Data listing:
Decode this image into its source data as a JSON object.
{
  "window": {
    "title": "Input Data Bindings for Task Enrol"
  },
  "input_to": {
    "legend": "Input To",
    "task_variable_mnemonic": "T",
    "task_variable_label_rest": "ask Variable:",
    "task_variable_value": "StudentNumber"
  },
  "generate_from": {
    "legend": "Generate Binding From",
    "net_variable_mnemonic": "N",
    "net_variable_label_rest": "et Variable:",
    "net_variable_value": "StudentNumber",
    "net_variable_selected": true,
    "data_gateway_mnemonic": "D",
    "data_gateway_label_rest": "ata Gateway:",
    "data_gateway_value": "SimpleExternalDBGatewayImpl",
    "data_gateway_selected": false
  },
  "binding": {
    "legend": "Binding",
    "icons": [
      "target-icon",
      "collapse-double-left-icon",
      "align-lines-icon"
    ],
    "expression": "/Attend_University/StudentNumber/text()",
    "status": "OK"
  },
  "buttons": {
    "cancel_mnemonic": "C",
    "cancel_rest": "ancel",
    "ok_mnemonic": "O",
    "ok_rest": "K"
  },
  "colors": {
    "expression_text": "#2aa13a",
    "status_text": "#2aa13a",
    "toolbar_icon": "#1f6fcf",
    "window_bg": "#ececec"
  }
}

--

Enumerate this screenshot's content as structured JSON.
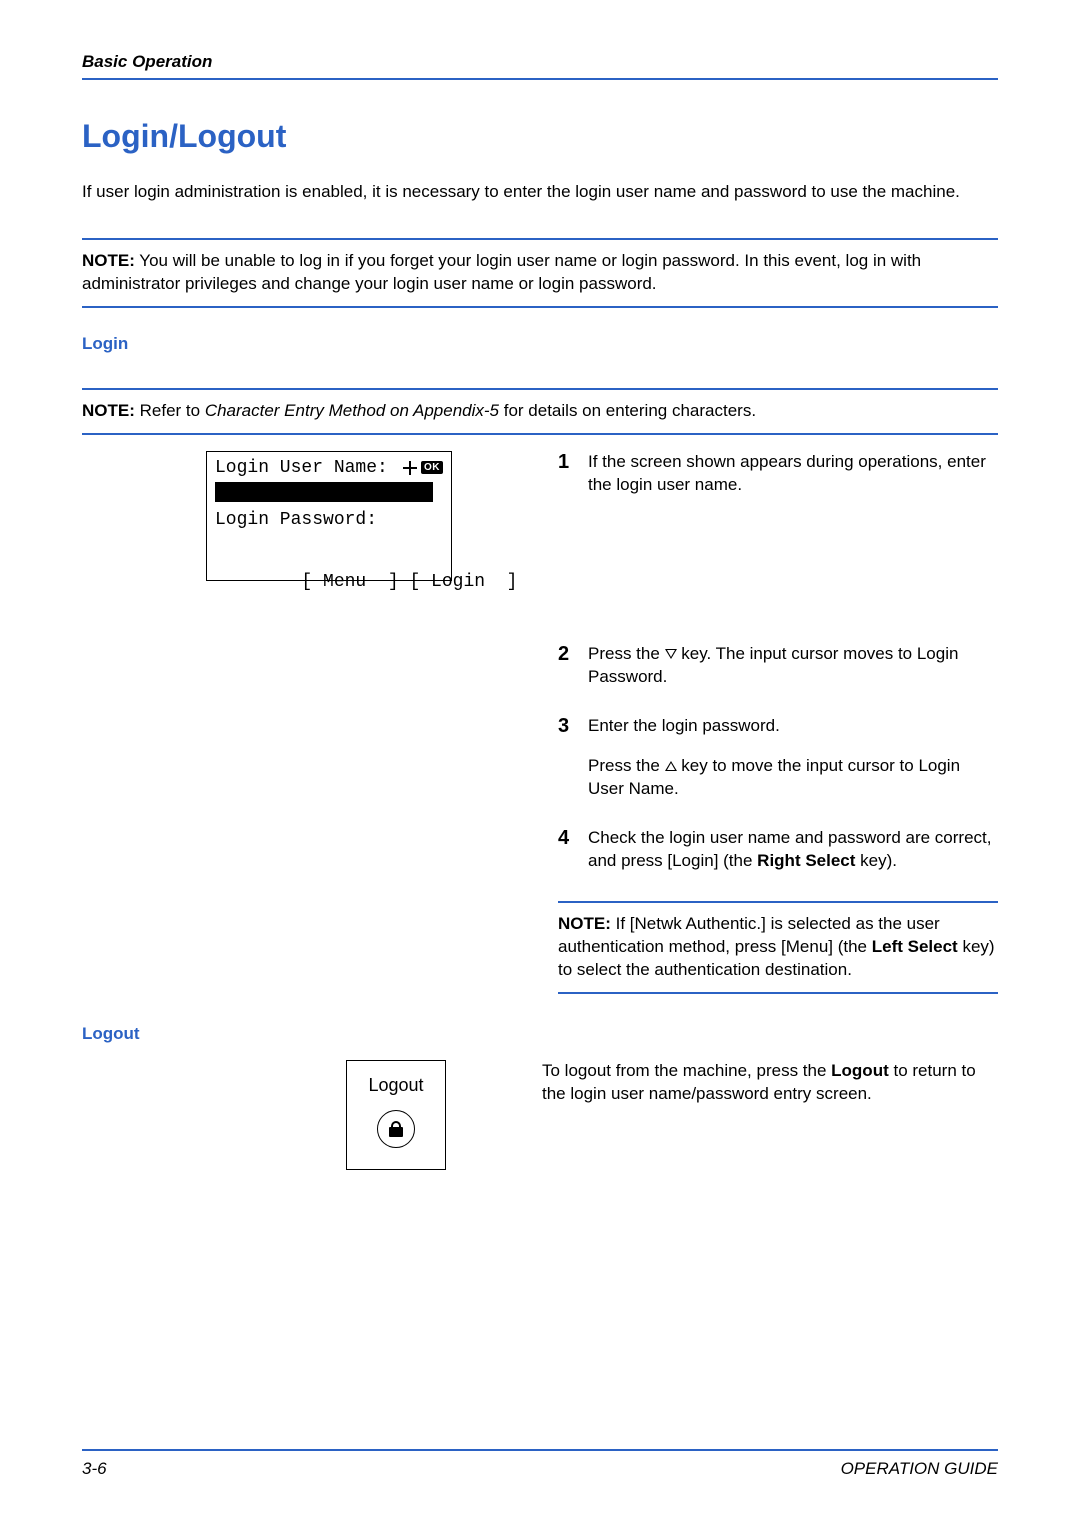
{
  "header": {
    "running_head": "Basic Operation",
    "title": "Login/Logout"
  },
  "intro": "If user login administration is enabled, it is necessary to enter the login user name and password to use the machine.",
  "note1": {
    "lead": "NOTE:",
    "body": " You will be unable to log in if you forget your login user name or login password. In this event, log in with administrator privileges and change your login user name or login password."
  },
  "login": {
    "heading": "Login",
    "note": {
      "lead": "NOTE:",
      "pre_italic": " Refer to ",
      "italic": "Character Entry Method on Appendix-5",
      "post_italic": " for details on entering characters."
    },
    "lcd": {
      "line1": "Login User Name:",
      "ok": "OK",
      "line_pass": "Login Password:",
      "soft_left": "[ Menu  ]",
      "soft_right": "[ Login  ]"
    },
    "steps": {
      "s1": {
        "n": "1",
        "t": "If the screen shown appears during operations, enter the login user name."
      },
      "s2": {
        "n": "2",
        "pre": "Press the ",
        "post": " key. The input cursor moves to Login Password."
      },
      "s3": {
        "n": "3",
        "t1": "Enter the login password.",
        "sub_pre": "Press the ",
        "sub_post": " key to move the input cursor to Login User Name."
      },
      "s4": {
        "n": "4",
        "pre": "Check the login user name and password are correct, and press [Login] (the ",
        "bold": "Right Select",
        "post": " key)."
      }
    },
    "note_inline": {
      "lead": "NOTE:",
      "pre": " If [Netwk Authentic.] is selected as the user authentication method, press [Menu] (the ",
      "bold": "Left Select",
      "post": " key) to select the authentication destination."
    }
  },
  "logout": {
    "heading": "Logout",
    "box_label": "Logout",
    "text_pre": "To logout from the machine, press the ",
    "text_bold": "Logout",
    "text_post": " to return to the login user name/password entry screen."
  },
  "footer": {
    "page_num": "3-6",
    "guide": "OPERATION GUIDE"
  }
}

The exercise: Return every line above that contains the word "Menu".

Result of this exercise:
      "soft_left": "[ Menu  ]",
      "pre": " If [Netwk Authentic.] is selected as the user authentication method, press [Menu] (the ",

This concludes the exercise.